> [WHAT IS ASKED]: List each line of the data that holds the string "voulu", please.

> [MATERIAL FOR THIS EXERCISE]:
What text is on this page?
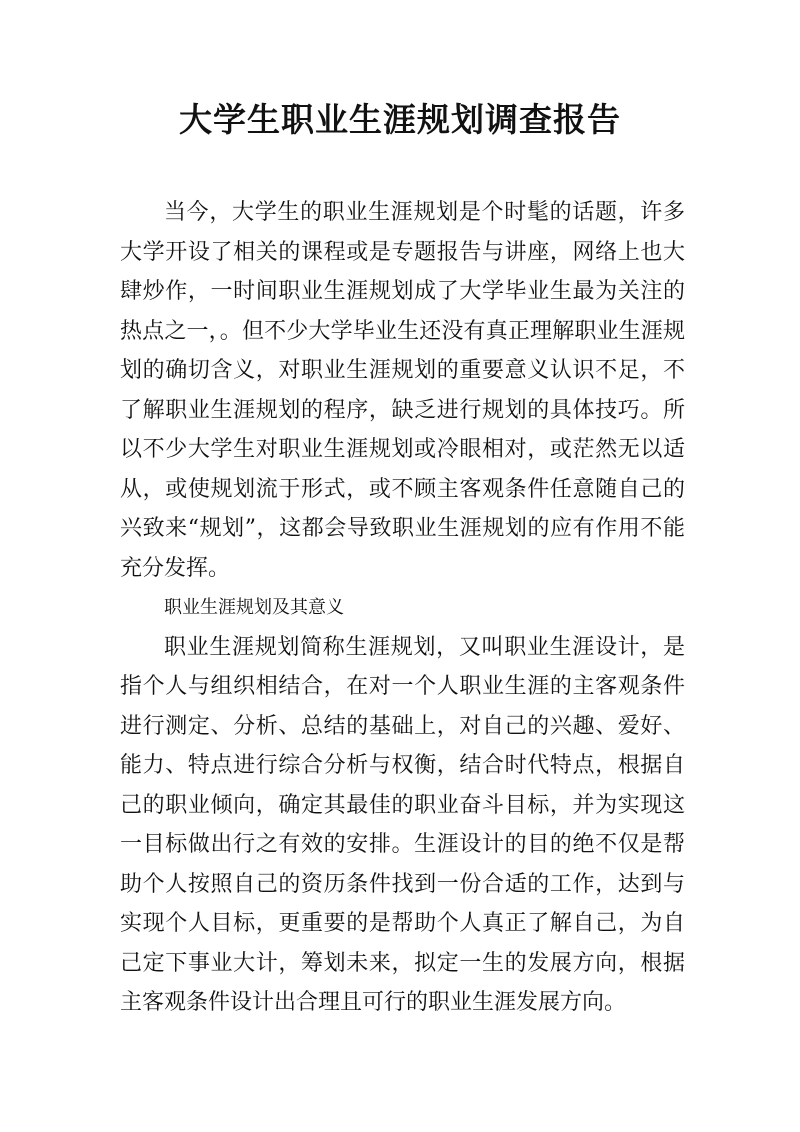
大学生职业生涯规划调查报告

当今，大学生的职业生涯规划是个时髦的话题，许多大学开设了相关的课程或是专题报告与讲座，网络上也大肆炒作，一时间职业生涯规划成了大学毕业生最为关注的热点之一，。但不少大学毕业生还没有真正理解职业生涯规划的确切含义，对职业生涯规划的重要意义认识不足，不了解职业生涯规划的程序，缺乏进行规划的具体技巧。所以不少大学生对职业生涯规划或冷眼相对，或茫然无以适从，或使规划流于形式，或不顾主客观条件任意随自己的兴致来“规划”，这都会导致职业生涯规划的应有作用不能充分发挥。

职业生涯规划及其意义

职业生涯规划简称生涯规划，又叫职业生涯设计，是指个人与组织相结合，在对一个人职业生涯的主客观条件进行测定、分析、总结的基础上，对自己的兴趣、爱好、能力、特点进行综合分析与权衡，结合时代特点，根据自己的职业倾向，确定其最佳的职业奋斗目标，并为实现这一目标做出行之有效的安排。生涯设计的目的绝不仅是帮助个人按照自己的资历条件找到一份合适的工作，达到与实现个人目标，更重要的是帮助个人真正了解自己，为自己定下事业大计，筹划未来，拟定一生的发展方向，根据主客观条件设计出合理且可行的职业生涯发展方向。
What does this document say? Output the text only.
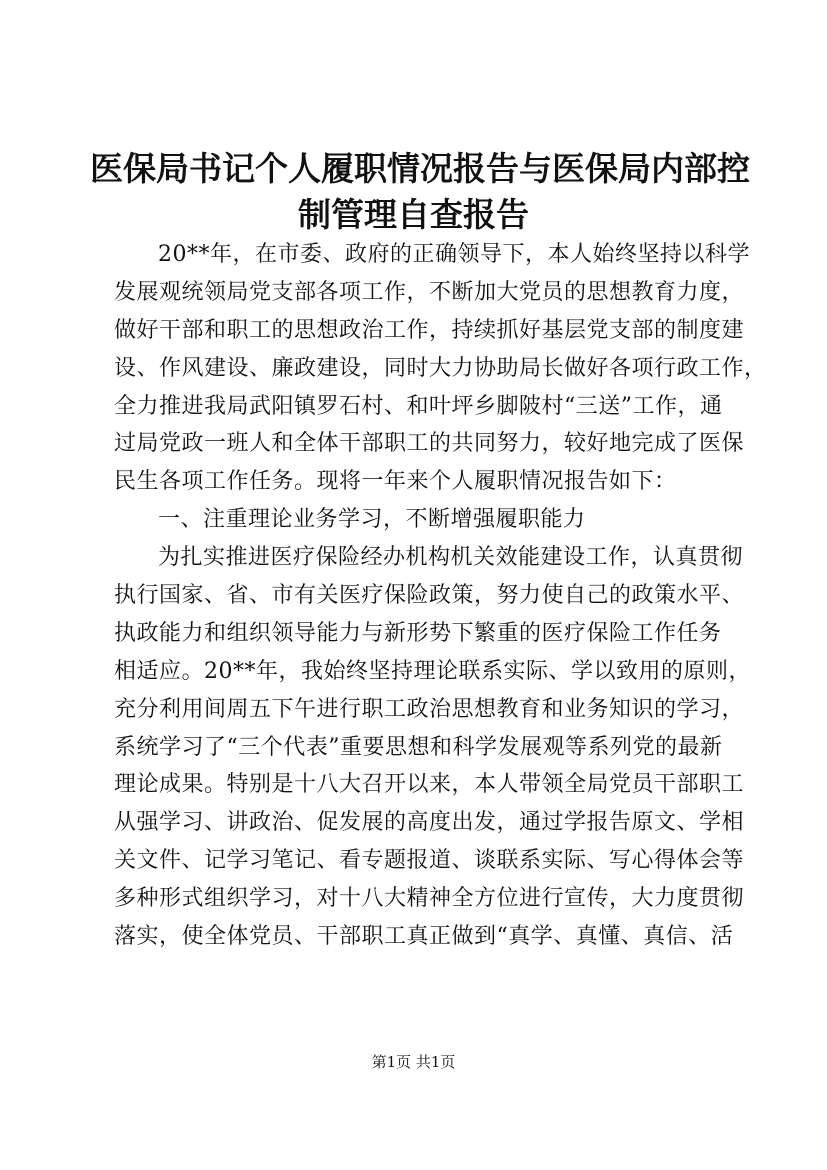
医保局书记个人履职情况报告与医保局内部控
制管理自查报告
20**年，在市委、政府的正确领导下，本人始终坚持以科学
发展观统领局党支部各项工作，不断加大党员的思想教育力度，
做好干部和职工的思想政治工作，持续抓好基层党支部的制度建
设、作风建设、廉政建设，同时大力协助局长做好各项行政工作，
全力推进我局武阳镇罗石村、和叶坪乡脚陂村“三送”工作，通
过局党政一班人和全体干部职工的共同努力，较好地完成了医保
民生各项工作任务。现将一年来个人履职情况报告如下：
一、注重理论业务学习，不断增强履职能力
为扎实推进医疗保险经办机构机关效能建设工作，认真贯彻
执行国家、省、市有关医疗保险政策，努力使自己的政策水平、
执政能力和组织领导能力与新形势下繁重的医疗保险工作任务
相适应。20**年，我始终坚持理论联系实际、学以致用的原则，
充分利用间周五下午进行职工政治思想教育和业务知识的学习，
系统学习了“三个代表”重要思想和科学发展观等系列党的最新
理论成果。特别是十八大召开以来，本人带领全局党员干部职工
从强学习、讲政治、促发展的高度出发，通过学报告原文、学相
关文件、记学习笔记、看专题报道、谈联系实际、写心得体会等
多种形式组织学习，对十八大精神全方位进行宣传，大力度贯彻
落实，使全体党员、干部职工真正做到“真学、真懂、真信、活
第1页 共1页
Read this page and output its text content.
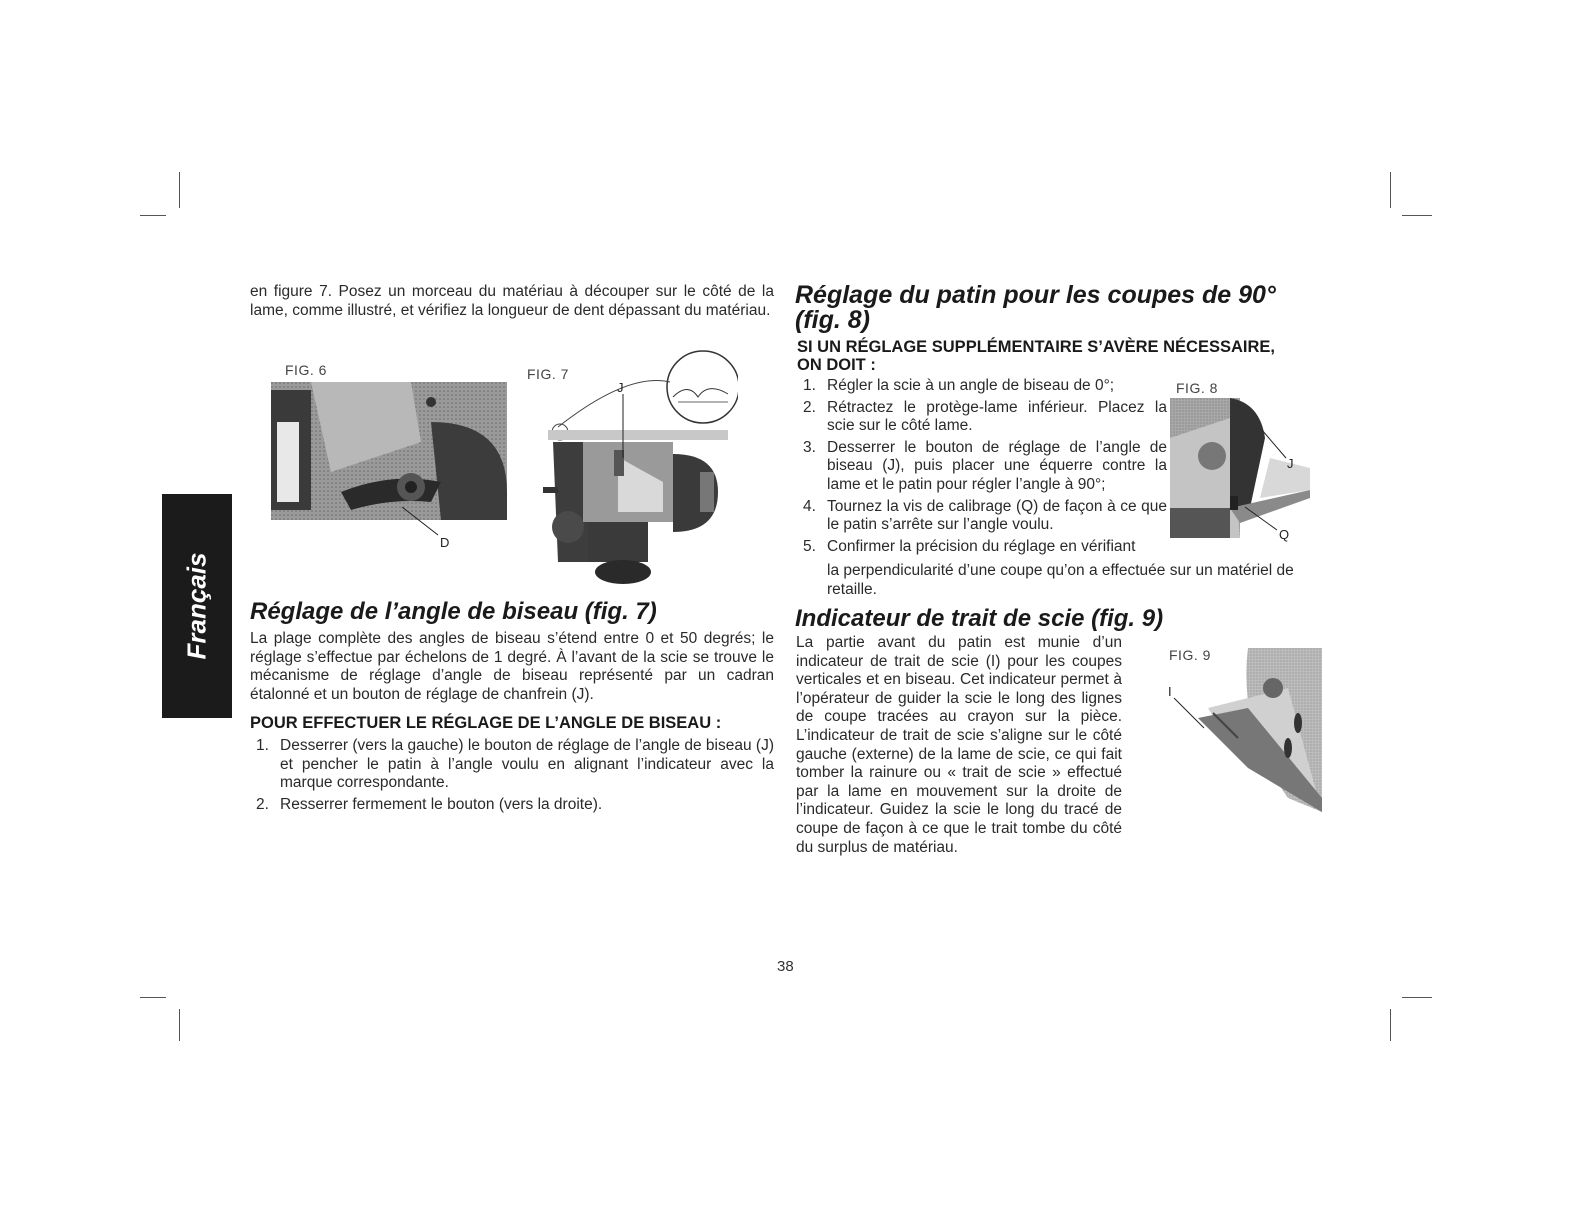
Français
en figure 7. Posez un morceau du matériau à découper sur le côté de la lame, comme illustré, et vérifiez la longueur de dent dépassant du matériau.
FIG. 6
D
FIG. 7
J
Réglage de l’angle de biseau (fig. 7)
La plage complète des angles de biseau s’étend entre 0 et 50 degrés; le réglage s’effectue par échelons de 1 degré. À l’avant de la scie se trouve le mécanisme de réglage d’angle de biseau représenté par un cadran étalonné et un bouton de réglage de chanfrein (J).
POUR EFFECTUER LE RÉGLAGE DE L’ANGLE DE BISEAU :
1. Desserrer (vers la gauche) le bouton de réglage de l’angle de biseau (J) et pencher le patin à l’angle voulu en alignant l’indicateur avec la marque correspondante.
2. Resserrer fermement le bouton (vers la droite).
Réglage du patin pour les coupes de 90°
(fig. 8)
SI UN RÉGLAGE SUPPLÉMENTAIRE S’AVÈRE NÉCESSAIRE,
ON DOIT :
1. Régler la scie à un angle de biseau de 0°;
2. Rétractez le protège-lame inférieur. Placez la scie sur le côté lame.
3. Desserrer le bouton de réglage de l’angle de biseau (J), puis placer une équerre contre la lame et le patin pour régler l’angle à 90°;
4. Tournez la vis de calibrage (Q) de façon à ce que le patin s’arrête sur l’angle voulu.
5. Confirmer la précision du réglage en vérifiant
la perpendicularité d’une coupe qu’on a effectuée sur un matériel de retaille.
FIG. 8
J
Q
Indicateur de trait de scie (fig. 9)
La partie avant du patin est munie d’un indicateur de trait de scie (I) pour les coupes verticales et en biseau. Cet indicateur permet à l’opérateur de guider la scie le long des lignes de coupe tracées au crayon sur la pièce. L’indicateur de trait de scie s’aligne sur le côté gauche (externe) de la lame de scie, ce qui fait tomber la rainure ou « trait de scie » effectué par la lame en mouvement sur la droite de l’indicateur. Guidez la scie le long du tracé de coupe de façon à ce que le trait tombe du côté du surplus de matériau.
FIG. 9
I
38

> [WRITTEN RESPONSE]:
1. Desserrer (vers la gauche) le bouton de réglage de l’angle de biseau (J) et pencher le patin à l’angle voulu en alignant l’indicateur avec la marque correspondante.
4. Tournez la vis de calibrage (Q) de façon à ce que le patin s’arrête sur l’angle voulu.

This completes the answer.